*** EXERCISE DATA ***
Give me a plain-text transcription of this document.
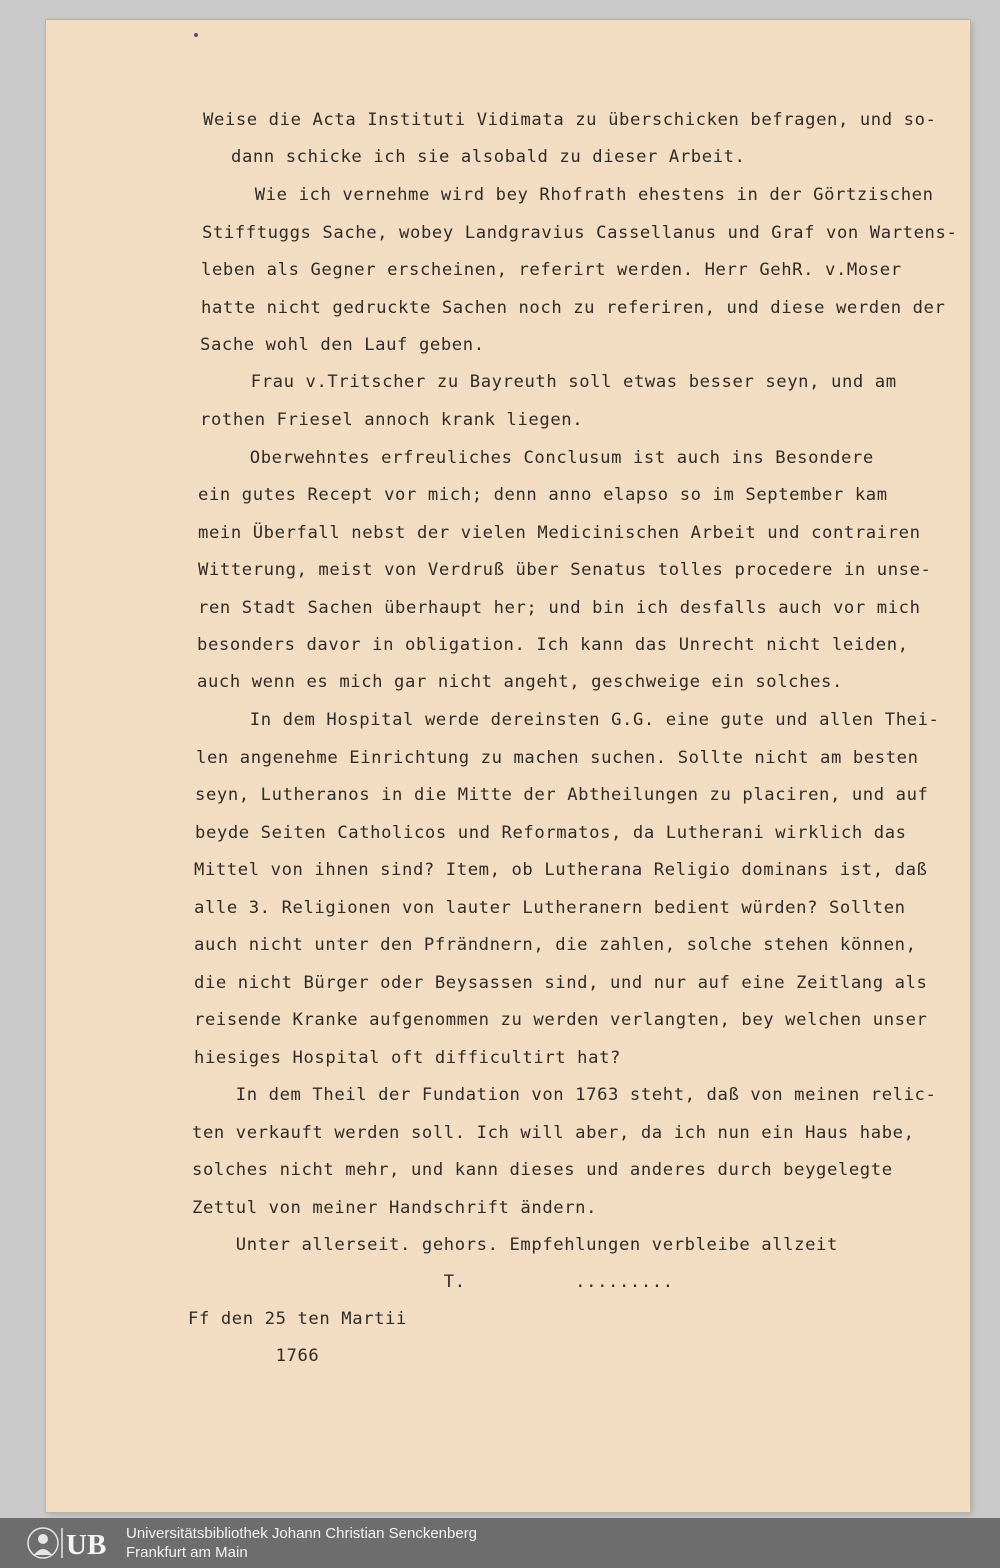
Weise die Acta Instituti Vidimata zu überschicken befragen, und so-
dann schicke ich sie alsobald zu dieser Arbeit.
Wie ich vernehme wird bey Rhofrath ehestens in der Görtzischen
Stifftuggs Sache, wobey Landgravius Cassellanus und Graf von Wartens-
leben als Gegner erscheinen, referirt werden. Herr GehR. v.Moser
hatte nicht gedruckte Sachen noch zu referiren, und diese werden der
Sache wohl den Lauf geben.
Frau v.Tritscher zu Bayreuth soll etwas besser seyn, und am
rothen Friesel annoch krank liegen.
Oberwehntes erfreuliches Conclusum ist auch ins Besondere
ein gutes Recept vor mich; denn anno elapso so im September kam
mein Überfall nebst der vielen Medicinischen Arbeit und contrairen
Witterung, meist von Verdruß über Senatus tolles procedere in unse-
ren Stadt Sachen überhaupt her; und bin ich desfalls auch vor mich
besonders davor in obligation. Ich kann das Unrecht nicht leiden,
auch wenn es mich gar nicht angeht, geschweige ein solches.
In dem Hospital werde dereinsten G.G. eine gute und allen Thei-
len angenehme Einrichtung zu machen suchen. Sollte nicht am besten
seyn, Lutheranos in die Mitte der Abtheilungen zu placiren, und auf
beyde Seiten Catholicos und Reformatos, da Lutherani wirklich das
Mittel von ihnen sind? Item, ob Lutherana Religio dominans ist, daß
alle 3. Religionen von lauter Lutheranern bedient würden? Sollten
auch nicht unter den Pfrändnern, die zahlen, solche stehen können,
die nicht Bürger oder Beysassen sind, und nur auf eine Zeitlang als
reisende Kranke aufgenommen zu werden verlangten, bey welchen unser
hiesiges Hospital oft difficultirt hat?
In dem Theil der Fundation von 1763 steht, daß von meinen relic-
ten verkauft werden soll. Ich will aber, da ich nun ein Haus habe,
solches nicht mehr, und kann dieses und anderes durch beygelegte
Zettul von meiner Handschrift ändern.
Unter allerseit. gehors. Empfehlungen verbleibe allzeit
T.          .........
Ff den 25 ten Martii
1766
UB Universitätsbibliothek Johann Christian Senckenberg
Frankfurt am Main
*** End of EXERCISE DATA ***
From the data above, count the lines that hold the string "seyn". Reply with only that number.

2